Task to complete
Go through the listing and copy each line with the string "SANITARI".

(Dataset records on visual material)
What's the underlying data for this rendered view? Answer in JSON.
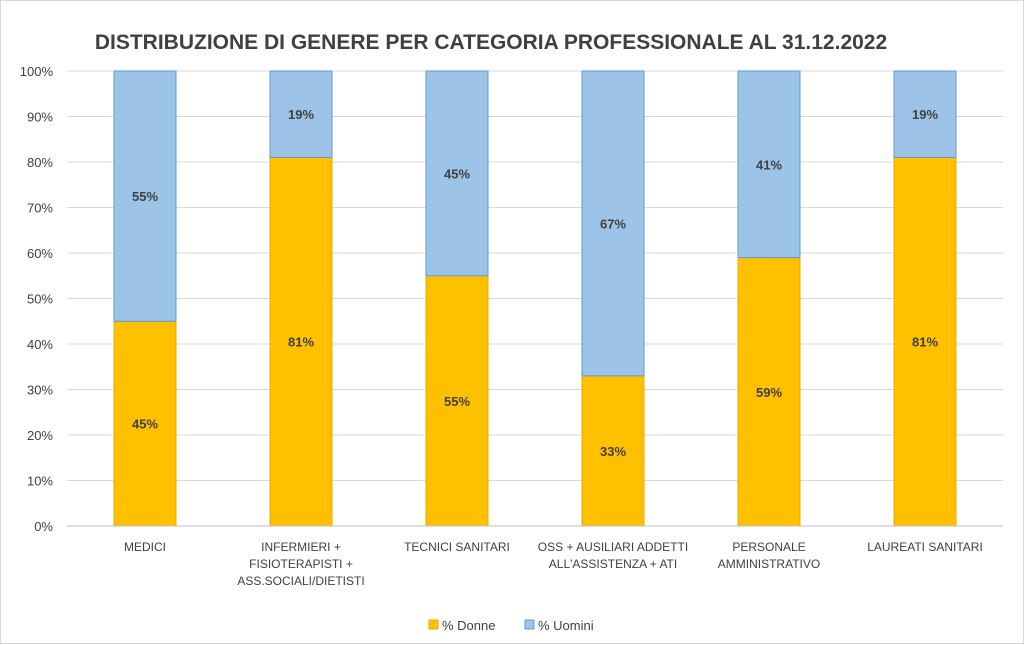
{
  "chart_data": {
    "type": "bar",
    "stacked": true,
    "title": "DISTRIBUZIONE DI GENERE PER CATEGORIA PROFESSIONALE AL 31.12.2022",
    "xlabel": "",
    "ylabel": "",
    "ylim": [
      0,
      100
    ],
    "yticks": [
      "0%",
      "10%",
      "20%",
      "30%",
      "40%",
      "50%",
      "60%",
      "70%",
      "80%",
      "90%",
      "100%"
    ],
    "grid": true,
    "legend_position": "bottom",
    "categories": [
      [
        "MEDICI"
      ],
      [
        "INFERMIERI +",
        "FISIOTERAPISTI +",
        "ASS.SOCIALI/DIETISTI"
      ],
      [
        "TECNICI SANITARI"
      ],
      [
        "OSS + AUSILIARI ADDETTI",
        "ALL'ASSISTENZA + ATI"
      ],
      [
        "PERSONALE",
        "AMMINISTRATIVO"
      ],
      [
        "LAUREATI SANITARI"
      ]
    ],
    "series": [
      {
        "name": "% Donne",
        "color": "#ffc000",
        "values": [
          45,
          81,
          55,
          33,
          59,
          81
        ],
        "labels": [
          "45%",
          "81%",
          "55%",
          "33%",
          "59%",
          "81%"
        ]
      },
      {
        "name": "% Uomini",
        "color": "#9dc3e6",
        "values": [
          55,
          19,
          45,
          67,
          41,
          19
        ],
        "labels": [
          "55%",
          "19%",
          "45%",
          "67%",
          "41%",
          "19%"
        ]
      }
    ]
  }
}
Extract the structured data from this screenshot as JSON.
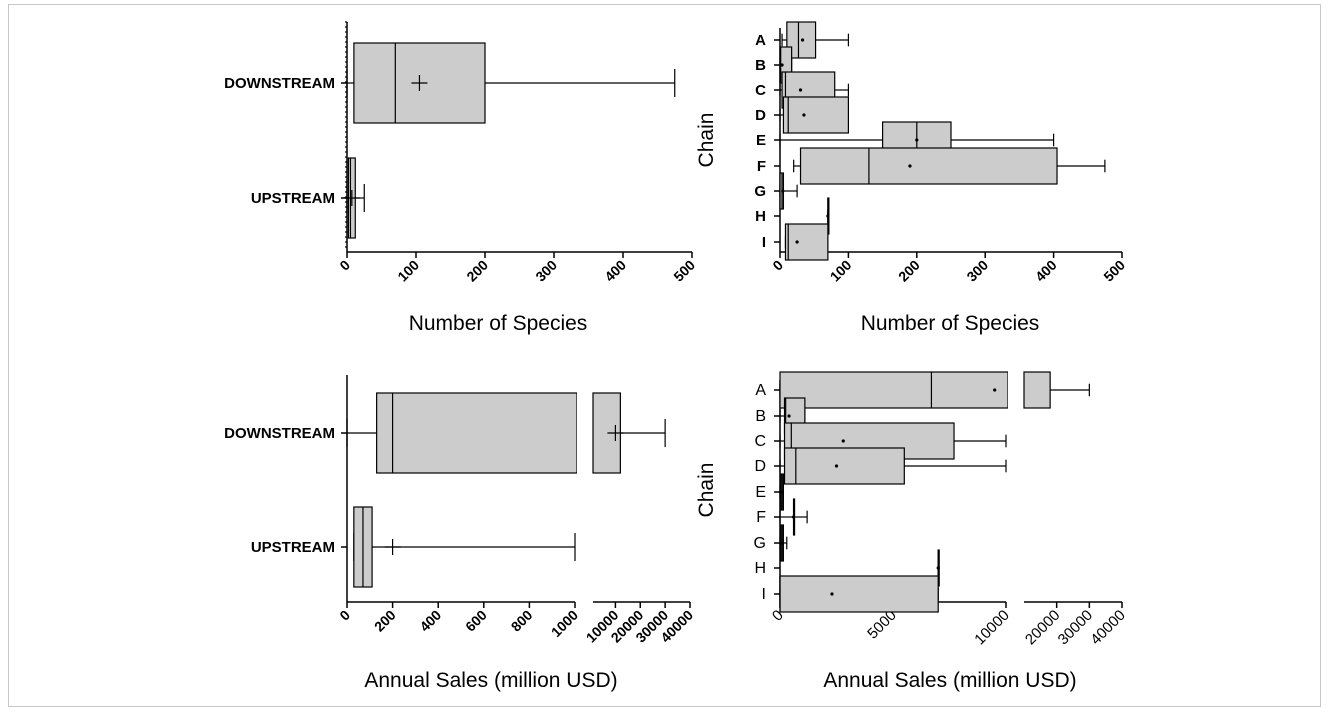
{
  "chart_data": [
    {
      "type": "box",
      "panel": "top-left",
      "xlabel": "Number of  Species",
      "ylabel": "",
      "xlim": [
        0,
        500
      ],
      "xticks": [
        "0",
        "100",
        "200",
        "300",
        "400",
        "500"
      ],
      "categories": [
        "DOWNSTREAM",
        "UPSTREAM"
      ],
      "boxes": [
        {
          "label": "DOWNSTREAM",
          "min": 0,
          "q1": 10,
          "median": 70,
          "q3": 200,
          "max": 475,
          "mean": 105
        },
        {
          "label": "UPSTREAM",
          "min": 0,
          "q1": 2,
          "median": 5,
          "q3": 12,
          "max": 25,
          "mean": 7
        }
      ]
    },
    {
      "type": "box",
      "panel": "top-right",
      "xlabel": "Number of Species",
      "ylabel": "Chain",
      "xlim": [
        0,
        500
      ],
      "xticks": [
        "0",
        "100",
        "200",
        "300",
        "400",
        "500"
      ],
      "categories": [
        "A",
        "B",
        "C",
        "D",
        "E",
        "F",
        "G",
        "H",
        "I"
      ],
      "boxes": [
        {
          "label": "A",
          "min": 3,
          "q1": 10,
          "median": 27,
          "q3": 52,
          "max": 100,
          "mean": 33
        },
        {
          "label": "B",
          "min": 0,
          "q1": 0,
          "median": 1,
          "q3": 17,
          "max": 17,
          "mean": 3
        },
        {
          "label": "C",
          "min": 0,
          "q1": 3,
          "median": 8,
          "q3": 80,
          "max": 100,
          "mean": 30
        },
        {
          "label": "D",
          "min": 0,
          "q1": 5,
          "median": 12,
          "q3": 100,
          "max": 100,
          "mean": 35
        },
        {
          "label": "E",
          "min": 0,
          "q1": 150,
          "median": 200,
          "q3": 250,
          "max": 400,
          "mean": 200
        },
        {
          "label": "F",
          "min": 20,
          "q1": 30,
          "median": 130,
          "q3": 405,
          "max": 475,
          "mean": 190
        },
        {
          "label": "G",
          "min": 0,
          "q1": 0,
          "median": 3,
          "q3": 5,
          "max": 25,
          "mean": 4
        },
        {
          "label": "H",
          "min": 70,
          "q1": 70,
          "median": 70,
          "q3": 70,
          "max": 70,
          "mean": 70
        },
        {
          "label": "I",
          "min": 8,
          "q1": 8,
          "median": 12,
          "q3": 70,
          "max": 70,
          "mean": 25
        }
      ]
    },
    {
      "type": "box",
      "panel": "bottom-left",
      "xlabel": "Annual  Sales (million USD)",
      "ylabel": "",
      "axis_break": {
        "left_range": [
          0,
          1000
        ],
        "right_range": [
          1000,
          40000
        ]
      },
      "xticks_left": [
        "0",
        "200",
        "400",
        "600",
        "800",
        "1000"
      ],
      "xticks_right": [
        "10000",
        "20000",
        "30000",
        "40000"
      ],
      "categories": [
        "DOWNSTREAM",
        "UPSTREAM"
      ],
      "boxes": [
        {
          "label": "DOWNSTREAM",
          "min": 0,
          "q1": 130,
          "median": 200,
          "q3": 12000,
          "max": 30000,
          "mean": 10000
        },
        {
          "label": "UPSTREAM",
          "min": 30,
          "q1": 30,
          "median": 70,
          "q3": 110,
          "max": 1000,
          "mean": 200
        }
      ]
    },
    {
      "type": "box",
      "panel": "bottom-right",
      "xlabel": "Annual  Sales (million USD)",
      "ylabel": "Chain",
      "axis_break": {
        "left_range": [
          0,
          10000
        ],
        "right_range": [
          10000,
          40000
        ]
      },
      "xticks_left": [
        "0",
        "5000",
        "10000"
      ],
      "xticks_right": [
        "20000",
        "30000",
        "40000"
      ],
      "categories": [
        "A",
        "B",
        "C",
        "D",
        "E",
        "F",
        "G",
        "H",
        "I"
      ],
      "boxes": [
        {
          "label": "A",
          "min": 0,
          "q1": 0,
          "median": 6700,
          "q3": 18000,
          "max": 30000,
          "mean": 9500
        },
        {
          "label": "B",
          "min": 0,
          "q1": 200,
          "median": 250,
          "q3": 1100,
          "max": 1100,
          "mean": 400
        },
        {
          "label": "C",
          "min": 0,
          "q1": 200,
          "median": 500,
          "q3": 7700,
          "max": 10000,
          "mean": 2800
        },
        {
          "label": "D",
          "min": 0,
          "q1": 200,
          "median": 700,
          "q3": 5500,
          "max": 10000,
          "mean": 2500
        },
        {
          "label": "E",
          "min": 0,
          "q1": 50,
          "median": 100,
          "q3": 150,
          "max": 150,
          "mean": 100
        },
        {
          "label": "F",
          "min": 0,
          "q1": 600,
          "median": 600,
          "q3": 600,
          "max": 1200,
          "mean": 600
        },
        {
          "label": "G",
          "min": 0,
          "q1": 50,
          "median": 100,
          "q3": 150,
          "max": 300,
          "mean": 100
        },
        {
          "label": "H",
          "min": 7000,
          "q1": 7000,
          "median": 7000,
          "q3": 7000,
          "max": 7000,
          "mean": 7000
        },
        {
          "label": "I",
          "min": 0,
          "q1": 0,
          "median": 0,
          "q3": 7000,
          "max": 7000,
          "mean": 2300
        }
      ]
    }
  ]
}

Output below
        "TECNICI SANITARI"
        "LAUREATI SANITARI"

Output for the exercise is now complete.